- [WORK TO COMPLETE]
Take each line containing "this" and report it exactly as written.

# Start of DATASET CONTENT

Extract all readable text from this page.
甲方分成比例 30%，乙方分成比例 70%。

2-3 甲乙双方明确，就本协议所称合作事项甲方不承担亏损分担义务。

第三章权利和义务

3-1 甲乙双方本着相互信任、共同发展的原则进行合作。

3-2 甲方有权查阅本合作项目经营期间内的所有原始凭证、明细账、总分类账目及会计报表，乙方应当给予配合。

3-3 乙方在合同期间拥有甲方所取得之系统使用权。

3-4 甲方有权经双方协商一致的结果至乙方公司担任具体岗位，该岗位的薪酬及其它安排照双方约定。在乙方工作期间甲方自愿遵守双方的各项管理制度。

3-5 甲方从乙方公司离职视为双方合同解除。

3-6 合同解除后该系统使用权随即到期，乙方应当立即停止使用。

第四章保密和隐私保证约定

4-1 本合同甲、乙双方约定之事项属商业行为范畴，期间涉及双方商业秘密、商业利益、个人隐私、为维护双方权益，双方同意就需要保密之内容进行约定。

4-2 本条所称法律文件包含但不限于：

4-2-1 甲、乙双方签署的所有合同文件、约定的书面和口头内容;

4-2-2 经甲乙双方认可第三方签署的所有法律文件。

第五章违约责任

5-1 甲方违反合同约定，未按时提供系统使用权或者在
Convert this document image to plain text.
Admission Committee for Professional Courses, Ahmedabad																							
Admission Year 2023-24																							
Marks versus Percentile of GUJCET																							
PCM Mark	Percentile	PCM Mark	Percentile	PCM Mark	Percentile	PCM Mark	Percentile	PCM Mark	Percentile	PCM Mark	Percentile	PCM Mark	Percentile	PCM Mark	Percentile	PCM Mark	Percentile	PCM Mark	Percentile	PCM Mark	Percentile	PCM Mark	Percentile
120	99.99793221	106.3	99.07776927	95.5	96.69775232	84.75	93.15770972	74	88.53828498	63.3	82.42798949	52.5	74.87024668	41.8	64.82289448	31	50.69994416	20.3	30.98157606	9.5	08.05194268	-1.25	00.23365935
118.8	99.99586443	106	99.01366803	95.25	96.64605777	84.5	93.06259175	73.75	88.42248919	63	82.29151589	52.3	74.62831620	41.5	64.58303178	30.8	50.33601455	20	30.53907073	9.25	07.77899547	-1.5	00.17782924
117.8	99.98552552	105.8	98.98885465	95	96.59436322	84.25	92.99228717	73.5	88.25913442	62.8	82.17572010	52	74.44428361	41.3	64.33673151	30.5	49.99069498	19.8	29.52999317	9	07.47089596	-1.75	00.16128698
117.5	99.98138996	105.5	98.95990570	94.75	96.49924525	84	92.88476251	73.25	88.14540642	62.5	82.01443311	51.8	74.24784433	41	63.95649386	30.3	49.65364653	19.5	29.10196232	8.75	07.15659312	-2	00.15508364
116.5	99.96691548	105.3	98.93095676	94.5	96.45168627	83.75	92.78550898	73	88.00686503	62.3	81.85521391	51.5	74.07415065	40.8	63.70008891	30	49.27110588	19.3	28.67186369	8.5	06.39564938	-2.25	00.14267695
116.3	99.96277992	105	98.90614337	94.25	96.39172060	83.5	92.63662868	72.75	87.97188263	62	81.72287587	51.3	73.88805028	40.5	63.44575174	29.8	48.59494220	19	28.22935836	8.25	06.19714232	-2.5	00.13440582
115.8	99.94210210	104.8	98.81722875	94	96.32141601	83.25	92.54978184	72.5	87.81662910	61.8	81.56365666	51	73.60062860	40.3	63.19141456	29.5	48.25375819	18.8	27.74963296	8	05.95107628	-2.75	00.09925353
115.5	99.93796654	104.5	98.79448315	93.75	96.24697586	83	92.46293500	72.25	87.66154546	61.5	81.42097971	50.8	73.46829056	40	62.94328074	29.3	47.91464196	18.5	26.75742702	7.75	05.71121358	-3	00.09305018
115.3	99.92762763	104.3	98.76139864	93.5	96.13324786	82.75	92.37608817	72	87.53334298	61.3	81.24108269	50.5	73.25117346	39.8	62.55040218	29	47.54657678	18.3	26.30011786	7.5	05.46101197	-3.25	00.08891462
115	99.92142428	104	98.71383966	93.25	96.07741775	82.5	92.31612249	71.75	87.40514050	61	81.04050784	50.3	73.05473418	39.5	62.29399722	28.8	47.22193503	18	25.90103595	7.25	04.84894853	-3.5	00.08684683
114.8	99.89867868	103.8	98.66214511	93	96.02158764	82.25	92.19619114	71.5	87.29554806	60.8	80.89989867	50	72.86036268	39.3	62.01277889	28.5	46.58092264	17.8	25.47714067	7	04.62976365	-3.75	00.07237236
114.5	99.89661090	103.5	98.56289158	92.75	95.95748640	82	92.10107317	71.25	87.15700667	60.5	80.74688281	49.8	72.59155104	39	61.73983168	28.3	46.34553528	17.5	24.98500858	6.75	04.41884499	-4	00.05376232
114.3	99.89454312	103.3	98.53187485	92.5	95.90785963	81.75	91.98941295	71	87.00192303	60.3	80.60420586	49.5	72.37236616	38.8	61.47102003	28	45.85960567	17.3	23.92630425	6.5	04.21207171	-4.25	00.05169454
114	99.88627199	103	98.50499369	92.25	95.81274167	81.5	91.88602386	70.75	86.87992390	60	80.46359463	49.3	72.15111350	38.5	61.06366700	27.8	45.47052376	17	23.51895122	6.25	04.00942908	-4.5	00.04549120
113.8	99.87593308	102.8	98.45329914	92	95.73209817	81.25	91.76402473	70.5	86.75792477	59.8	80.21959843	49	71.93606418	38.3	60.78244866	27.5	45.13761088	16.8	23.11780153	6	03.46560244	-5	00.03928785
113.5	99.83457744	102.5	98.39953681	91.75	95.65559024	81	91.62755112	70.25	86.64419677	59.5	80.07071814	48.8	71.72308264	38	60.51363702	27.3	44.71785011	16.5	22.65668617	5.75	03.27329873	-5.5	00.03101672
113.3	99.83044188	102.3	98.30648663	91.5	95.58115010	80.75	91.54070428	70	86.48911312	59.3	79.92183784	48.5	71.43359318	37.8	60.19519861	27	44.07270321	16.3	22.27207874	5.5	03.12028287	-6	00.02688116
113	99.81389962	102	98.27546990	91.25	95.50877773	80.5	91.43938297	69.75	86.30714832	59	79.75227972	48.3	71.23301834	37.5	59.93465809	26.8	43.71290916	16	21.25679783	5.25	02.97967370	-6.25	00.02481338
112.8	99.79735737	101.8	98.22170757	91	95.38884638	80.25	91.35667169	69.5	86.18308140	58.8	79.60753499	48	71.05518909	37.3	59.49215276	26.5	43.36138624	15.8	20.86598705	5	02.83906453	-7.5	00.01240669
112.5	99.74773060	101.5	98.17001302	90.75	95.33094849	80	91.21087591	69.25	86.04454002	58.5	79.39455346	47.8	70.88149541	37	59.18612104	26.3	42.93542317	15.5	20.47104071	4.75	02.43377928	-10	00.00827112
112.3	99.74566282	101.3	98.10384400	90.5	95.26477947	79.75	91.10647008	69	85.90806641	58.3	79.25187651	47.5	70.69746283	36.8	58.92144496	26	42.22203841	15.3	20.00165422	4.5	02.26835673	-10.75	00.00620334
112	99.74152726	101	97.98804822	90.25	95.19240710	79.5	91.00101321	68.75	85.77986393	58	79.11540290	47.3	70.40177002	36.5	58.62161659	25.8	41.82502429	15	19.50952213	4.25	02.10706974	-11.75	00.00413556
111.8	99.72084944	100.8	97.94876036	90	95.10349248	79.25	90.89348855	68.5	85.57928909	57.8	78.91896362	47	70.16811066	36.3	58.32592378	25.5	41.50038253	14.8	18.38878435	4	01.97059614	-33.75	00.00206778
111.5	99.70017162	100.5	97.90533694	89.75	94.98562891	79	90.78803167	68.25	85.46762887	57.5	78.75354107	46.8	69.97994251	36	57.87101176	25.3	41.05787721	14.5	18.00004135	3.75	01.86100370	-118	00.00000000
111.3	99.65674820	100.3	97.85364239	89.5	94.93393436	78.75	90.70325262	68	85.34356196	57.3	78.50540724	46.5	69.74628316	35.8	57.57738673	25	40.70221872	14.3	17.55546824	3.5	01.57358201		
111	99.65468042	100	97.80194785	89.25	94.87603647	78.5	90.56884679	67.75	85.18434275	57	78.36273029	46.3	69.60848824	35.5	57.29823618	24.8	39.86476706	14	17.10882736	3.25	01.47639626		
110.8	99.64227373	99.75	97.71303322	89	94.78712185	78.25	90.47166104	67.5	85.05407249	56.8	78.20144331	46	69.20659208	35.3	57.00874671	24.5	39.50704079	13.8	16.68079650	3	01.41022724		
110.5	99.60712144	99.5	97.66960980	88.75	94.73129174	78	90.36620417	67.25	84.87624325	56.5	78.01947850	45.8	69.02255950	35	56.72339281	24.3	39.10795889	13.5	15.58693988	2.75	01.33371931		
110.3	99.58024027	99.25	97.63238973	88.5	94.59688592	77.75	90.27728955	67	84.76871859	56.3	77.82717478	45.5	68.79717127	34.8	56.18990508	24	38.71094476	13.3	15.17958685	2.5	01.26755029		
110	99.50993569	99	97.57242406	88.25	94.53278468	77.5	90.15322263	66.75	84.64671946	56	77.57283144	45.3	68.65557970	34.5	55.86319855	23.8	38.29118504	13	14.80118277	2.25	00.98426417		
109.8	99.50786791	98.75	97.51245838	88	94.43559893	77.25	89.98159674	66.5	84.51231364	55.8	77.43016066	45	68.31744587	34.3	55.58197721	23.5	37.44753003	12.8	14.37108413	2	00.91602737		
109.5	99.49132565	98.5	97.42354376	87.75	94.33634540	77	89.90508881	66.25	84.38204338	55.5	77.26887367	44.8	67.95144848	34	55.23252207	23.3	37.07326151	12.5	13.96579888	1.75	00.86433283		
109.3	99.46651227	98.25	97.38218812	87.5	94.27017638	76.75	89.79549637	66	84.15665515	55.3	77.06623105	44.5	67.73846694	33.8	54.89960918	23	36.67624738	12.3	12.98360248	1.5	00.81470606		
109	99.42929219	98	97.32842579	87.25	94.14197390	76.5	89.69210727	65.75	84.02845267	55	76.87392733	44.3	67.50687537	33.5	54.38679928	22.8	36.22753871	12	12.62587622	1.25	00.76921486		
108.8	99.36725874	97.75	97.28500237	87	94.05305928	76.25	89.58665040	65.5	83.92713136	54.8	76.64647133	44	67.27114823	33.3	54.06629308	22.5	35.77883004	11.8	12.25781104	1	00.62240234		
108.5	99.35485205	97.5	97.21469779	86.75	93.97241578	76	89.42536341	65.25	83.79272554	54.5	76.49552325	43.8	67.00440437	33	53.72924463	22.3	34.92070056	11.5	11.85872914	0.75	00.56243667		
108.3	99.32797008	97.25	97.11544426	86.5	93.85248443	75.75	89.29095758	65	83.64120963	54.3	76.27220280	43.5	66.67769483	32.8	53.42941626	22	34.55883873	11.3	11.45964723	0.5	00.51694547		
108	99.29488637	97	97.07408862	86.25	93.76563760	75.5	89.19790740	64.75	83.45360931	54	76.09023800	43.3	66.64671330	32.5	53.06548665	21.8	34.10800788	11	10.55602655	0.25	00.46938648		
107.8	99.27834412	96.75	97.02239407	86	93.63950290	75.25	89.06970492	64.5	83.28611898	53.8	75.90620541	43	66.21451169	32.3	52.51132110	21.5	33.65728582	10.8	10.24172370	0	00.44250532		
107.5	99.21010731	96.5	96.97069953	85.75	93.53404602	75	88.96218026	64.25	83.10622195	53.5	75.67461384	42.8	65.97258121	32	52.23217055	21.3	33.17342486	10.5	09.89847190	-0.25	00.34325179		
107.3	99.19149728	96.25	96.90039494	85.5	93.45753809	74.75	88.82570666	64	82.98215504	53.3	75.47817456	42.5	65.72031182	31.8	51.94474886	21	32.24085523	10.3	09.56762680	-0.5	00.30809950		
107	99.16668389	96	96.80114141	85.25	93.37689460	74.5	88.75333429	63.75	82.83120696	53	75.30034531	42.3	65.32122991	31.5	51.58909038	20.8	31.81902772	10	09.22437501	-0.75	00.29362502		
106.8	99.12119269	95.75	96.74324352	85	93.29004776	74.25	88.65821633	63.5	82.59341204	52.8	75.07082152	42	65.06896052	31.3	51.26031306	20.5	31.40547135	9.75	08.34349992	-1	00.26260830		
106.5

# End of DATASET CONTENT

- [PROBLEM SOLUTION]
Extract all readable text from this page.
Convert this document image to plain text.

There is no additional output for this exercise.